* SELECTED EXCERPT
▬▬▬▬▬▬

If Germany doesn't follow - in intensity and speed - the positions leaded my United States, that will be disgraceful! Is too much at stake, and 'to let things calm down' will make the future much uncertain and dangerous. I'm sure Merkel and her advisers know the history... just let short sight and short term interests to prevail... like it was done in the past!! Germany should take the lead in Europe: it has - most of all - the moral responsibility to do it!
normanandlilo 03/04/2014
4. Ukrain
Mr Putin has done well. Faced with a civil ware within the Ukrain MR Putin was the only world leader who had the knowledge on how to neutralise the problem. Send in Russian troops NO shots fired but the problem is solved. The EU were the main problem in the Ukrain uprising, the EU spreads its dominance eastwards, before it has solved the problems in its small countries like Italy , Portugal. Spain. WE have weak leaders in Merkel. and Cameron. These leaders did not Know what to do with the problem that they have caused.
ijg7plus1 03/04/2014
5. International Law
Territorial disputes are forever in the news because there are few rules. China is warning its neighbours it will "respond effectively" to safeguard its territorial integrity, the FT reports today. The sooner there is agreement on territorial rights [enforceable] the better, before the inevitable disputes about ownership of the resource rich Arctic get heated.

▬▬▬▬▬▬

* RECORDS PROVIDED
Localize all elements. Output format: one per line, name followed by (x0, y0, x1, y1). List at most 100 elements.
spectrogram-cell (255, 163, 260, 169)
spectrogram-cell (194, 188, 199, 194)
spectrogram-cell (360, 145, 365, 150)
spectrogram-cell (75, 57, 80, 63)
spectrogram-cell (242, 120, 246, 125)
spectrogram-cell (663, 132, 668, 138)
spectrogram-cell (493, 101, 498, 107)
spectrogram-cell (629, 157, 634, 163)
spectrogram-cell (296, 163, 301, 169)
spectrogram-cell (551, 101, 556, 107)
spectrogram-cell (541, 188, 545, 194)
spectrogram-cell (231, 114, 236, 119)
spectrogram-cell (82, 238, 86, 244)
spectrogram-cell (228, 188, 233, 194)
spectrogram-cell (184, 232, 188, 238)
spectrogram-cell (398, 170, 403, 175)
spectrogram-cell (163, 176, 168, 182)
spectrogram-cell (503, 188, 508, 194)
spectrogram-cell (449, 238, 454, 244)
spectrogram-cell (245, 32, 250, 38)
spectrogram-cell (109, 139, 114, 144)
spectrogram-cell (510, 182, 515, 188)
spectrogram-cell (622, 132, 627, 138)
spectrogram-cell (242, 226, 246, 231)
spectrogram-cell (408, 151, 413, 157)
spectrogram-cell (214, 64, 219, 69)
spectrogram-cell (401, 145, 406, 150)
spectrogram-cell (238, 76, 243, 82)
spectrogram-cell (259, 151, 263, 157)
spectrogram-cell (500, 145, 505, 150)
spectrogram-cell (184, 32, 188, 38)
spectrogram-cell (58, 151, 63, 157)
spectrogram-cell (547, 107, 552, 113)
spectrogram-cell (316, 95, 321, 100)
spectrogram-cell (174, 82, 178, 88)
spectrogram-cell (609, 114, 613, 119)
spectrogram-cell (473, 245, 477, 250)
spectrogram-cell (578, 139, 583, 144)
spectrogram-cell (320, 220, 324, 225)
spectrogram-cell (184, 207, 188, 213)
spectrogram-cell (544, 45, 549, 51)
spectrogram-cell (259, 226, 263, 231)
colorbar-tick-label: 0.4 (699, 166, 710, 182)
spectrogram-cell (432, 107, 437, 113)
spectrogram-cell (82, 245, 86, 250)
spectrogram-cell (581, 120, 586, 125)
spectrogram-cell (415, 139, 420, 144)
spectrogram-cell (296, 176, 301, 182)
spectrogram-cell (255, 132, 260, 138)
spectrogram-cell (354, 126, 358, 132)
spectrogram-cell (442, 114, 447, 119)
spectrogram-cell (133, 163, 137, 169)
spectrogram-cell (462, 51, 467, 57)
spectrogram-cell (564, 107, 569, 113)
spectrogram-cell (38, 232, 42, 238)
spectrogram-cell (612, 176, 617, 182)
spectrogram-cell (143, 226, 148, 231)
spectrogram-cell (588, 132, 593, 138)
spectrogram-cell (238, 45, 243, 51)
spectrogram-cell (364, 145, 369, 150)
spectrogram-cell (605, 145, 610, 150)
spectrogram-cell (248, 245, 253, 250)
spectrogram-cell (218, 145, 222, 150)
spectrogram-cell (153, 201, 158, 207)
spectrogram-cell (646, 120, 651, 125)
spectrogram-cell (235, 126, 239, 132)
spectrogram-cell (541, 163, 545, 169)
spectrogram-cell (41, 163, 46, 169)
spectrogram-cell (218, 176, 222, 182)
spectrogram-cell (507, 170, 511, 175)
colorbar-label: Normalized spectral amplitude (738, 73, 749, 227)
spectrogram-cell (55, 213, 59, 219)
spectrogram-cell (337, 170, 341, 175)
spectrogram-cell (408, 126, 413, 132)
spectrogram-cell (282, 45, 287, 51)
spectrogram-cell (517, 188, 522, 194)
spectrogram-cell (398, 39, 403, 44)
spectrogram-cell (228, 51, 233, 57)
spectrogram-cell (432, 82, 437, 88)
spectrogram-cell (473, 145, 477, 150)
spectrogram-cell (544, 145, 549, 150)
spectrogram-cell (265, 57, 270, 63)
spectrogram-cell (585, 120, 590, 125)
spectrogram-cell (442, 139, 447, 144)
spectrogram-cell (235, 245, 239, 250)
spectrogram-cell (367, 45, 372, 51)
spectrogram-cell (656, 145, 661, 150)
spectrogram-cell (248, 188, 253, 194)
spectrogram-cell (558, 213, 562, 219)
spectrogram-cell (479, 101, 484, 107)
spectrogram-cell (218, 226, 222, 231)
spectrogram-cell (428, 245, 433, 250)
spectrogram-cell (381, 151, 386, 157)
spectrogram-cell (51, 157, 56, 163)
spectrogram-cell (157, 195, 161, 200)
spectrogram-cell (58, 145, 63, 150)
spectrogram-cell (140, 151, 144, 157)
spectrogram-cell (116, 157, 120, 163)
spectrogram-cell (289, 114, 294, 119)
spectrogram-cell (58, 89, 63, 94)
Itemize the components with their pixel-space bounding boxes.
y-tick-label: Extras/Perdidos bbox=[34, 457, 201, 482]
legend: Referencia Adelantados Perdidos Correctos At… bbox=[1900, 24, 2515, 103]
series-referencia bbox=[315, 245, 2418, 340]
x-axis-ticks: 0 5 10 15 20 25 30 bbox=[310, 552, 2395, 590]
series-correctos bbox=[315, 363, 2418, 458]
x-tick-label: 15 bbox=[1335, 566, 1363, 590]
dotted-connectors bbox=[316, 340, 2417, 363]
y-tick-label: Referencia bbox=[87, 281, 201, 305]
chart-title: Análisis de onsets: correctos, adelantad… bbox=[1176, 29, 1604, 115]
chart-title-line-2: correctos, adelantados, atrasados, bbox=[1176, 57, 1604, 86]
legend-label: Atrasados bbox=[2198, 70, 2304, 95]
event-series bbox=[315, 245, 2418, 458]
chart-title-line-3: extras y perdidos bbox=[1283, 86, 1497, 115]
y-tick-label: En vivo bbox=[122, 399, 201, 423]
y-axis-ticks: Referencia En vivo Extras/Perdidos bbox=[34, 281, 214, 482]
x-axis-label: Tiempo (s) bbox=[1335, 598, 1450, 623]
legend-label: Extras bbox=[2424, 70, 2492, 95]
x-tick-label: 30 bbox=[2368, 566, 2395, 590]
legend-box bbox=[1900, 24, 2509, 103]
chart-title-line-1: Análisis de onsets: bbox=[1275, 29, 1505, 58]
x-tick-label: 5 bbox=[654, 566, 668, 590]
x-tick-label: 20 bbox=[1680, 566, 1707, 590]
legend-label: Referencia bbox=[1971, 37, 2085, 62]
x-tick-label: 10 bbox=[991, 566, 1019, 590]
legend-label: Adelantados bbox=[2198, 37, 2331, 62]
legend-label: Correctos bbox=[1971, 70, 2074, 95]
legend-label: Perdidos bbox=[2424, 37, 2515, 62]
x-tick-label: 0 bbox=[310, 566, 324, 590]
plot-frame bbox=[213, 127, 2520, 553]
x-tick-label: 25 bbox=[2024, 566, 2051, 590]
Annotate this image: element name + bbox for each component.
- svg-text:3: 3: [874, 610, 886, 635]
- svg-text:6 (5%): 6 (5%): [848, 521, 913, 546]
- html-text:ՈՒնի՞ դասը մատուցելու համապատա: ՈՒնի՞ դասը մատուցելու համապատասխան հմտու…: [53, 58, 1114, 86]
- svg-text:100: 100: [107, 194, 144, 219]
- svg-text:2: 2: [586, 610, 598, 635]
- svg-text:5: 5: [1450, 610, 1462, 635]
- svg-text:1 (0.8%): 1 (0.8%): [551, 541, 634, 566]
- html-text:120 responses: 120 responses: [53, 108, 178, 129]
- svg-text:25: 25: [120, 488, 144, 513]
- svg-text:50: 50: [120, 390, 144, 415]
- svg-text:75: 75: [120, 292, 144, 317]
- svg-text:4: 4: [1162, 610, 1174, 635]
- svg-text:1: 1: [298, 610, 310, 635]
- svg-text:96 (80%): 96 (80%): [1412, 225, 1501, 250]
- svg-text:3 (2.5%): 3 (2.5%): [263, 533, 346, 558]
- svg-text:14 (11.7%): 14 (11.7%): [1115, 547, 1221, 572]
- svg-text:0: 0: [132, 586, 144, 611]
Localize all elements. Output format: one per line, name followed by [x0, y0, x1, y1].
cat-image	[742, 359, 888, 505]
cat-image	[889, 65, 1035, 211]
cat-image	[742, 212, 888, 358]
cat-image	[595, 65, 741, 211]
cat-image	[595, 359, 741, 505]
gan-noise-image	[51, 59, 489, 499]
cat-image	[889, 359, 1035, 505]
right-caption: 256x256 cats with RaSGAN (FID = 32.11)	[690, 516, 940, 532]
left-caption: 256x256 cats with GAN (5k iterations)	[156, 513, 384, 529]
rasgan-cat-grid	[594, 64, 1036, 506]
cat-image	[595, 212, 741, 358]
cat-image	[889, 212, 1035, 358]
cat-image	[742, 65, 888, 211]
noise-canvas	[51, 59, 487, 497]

▬▬▬▬▬▬

* TASKS
A. Which two leaders does the reader comment titled "Ukrain" call weak?
B. Reproduce the reader comments verbatim, starting at "normanandlilo 03/04/2014" and ending at "they have caused.".
The listing comes from a separate source unrelated to the text.

* SOLUTIONS FOR EACH TASK
A. Merkel and Cameron.

B.
normanandlilo 03/04/2014
4. Ukrain
Mr Putin has done well. Faced with a civil ware within the Ukrain MR Putin was the only world leader who had the knowledge on how to neutralise the problem. Send in Russian troops NO shots fired but the problem is solved. The EU were the main problem in the Ukrain uprising, the EU spreads its dominance eastwards, before it has solved the problems in its small countries like Italy , Portugal. Spain. WE have weak leaders in Merkel. and Cameron. These leaders did not Know what to do with the problem that they have caused.